*Instruction:* All entries below are to be set down again, identical to the source.

=== Data shown ===

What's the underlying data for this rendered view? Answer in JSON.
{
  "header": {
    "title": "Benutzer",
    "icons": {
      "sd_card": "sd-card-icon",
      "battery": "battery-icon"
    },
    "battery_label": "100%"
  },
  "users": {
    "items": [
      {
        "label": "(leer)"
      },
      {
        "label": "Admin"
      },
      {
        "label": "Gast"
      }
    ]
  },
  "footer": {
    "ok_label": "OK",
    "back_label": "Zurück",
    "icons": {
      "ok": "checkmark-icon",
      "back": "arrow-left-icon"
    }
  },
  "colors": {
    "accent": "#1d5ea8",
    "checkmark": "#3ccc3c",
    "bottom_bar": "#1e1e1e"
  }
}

===

*Exercise output:*
What's the underlying data for this rendered view? Answer in JSON.
{
  "header": {
    "title": "Benutzer",
    "icons": {
      "sd_card": "sd-card-icon",
      "battery": "battery-icon"
    },
    "battery_label": "100%"
  },
  "users": {
    "items": [
      {
        "label": "(leer)"
      },
      {
        "label": "Admin"
      },
      {
        "label": "Gast"
      }
    ]
  },
  "footer": {
    "ok_label": "OK",
    "back_label": "Zurück",
    "icons": {
      "ok": "checkmark-icon",
      "back": "arrow-left-icon"
    }
  },
  "colors": {
    "accent": "#1d5ea8",
    "checkmark": "#3ccc3c",
    "bottom_bar": "#1e1e1e"
  }
}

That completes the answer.